* _Aim_: Tally the lines containing the word "legend" and give the total alone.

* _Extracted data_:
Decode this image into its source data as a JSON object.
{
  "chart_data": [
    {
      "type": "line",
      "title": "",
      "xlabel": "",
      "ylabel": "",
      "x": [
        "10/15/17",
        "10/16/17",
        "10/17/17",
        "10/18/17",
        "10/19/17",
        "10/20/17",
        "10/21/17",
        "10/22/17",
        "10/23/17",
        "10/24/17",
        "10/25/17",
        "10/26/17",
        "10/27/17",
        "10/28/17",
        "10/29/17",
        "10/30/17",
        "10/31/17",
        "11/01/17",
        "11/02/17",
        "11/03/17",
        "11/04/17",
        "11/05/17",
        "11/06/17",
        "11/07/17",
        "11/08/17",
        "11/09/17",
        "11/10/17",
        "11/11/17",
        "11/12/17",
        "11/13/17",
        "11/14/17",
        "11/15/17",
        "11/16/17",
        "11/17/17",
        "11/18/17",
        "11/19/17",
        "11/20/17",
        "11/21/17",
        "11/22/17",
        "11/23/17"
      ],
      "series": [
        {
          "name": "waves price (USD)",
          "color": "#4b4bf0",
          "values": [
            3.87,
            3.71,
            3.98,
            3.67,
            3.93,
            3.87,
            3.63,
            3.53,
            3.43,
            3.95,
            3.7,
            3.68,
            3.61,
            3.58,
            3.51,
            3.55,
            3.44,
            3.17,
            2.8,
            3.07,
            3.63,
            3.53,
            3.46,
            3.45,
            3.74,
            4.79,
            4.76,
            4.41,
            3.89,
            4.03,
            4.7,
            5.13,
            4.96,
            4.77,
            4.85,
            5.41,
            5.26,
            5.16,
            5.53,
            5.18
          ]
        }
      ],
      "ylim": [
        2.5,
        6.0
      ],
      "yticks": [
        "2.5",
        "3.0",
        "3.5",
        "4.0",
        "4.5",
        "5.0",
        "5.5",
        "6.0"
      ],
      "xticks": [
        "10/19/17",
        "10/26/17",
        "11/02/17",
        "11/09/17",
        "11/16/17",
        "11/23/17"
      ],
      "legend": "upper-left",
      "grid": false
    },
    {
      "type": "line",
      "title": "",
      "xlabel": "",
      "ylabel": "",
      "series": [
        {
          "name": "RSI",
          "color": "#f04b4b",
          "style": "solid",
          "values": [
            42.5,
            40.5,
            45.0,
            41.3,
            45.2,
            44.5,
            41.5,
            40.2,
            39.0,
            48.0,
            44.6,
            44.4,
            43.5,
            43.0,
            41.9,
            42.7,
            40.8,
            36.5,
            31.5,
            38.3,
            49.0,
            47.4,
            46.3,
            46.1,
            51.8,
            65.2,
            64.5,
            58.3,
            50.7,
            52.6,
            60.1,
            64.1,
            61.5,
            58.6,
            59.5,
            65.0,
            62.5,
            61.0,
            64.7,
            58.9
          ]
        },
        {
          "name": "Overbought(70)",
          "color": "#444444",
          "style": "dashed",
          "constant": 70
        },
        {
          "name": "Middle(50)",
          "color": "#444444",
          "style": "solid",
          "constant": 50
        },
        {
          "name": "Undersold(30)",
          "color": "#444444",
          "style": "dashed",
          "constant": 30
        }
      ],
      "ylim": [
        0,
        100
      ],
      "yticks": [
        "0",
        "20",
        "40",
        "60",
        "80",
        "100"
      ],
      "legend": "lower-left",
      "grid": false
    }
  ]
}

* _Result for this exercise_: 2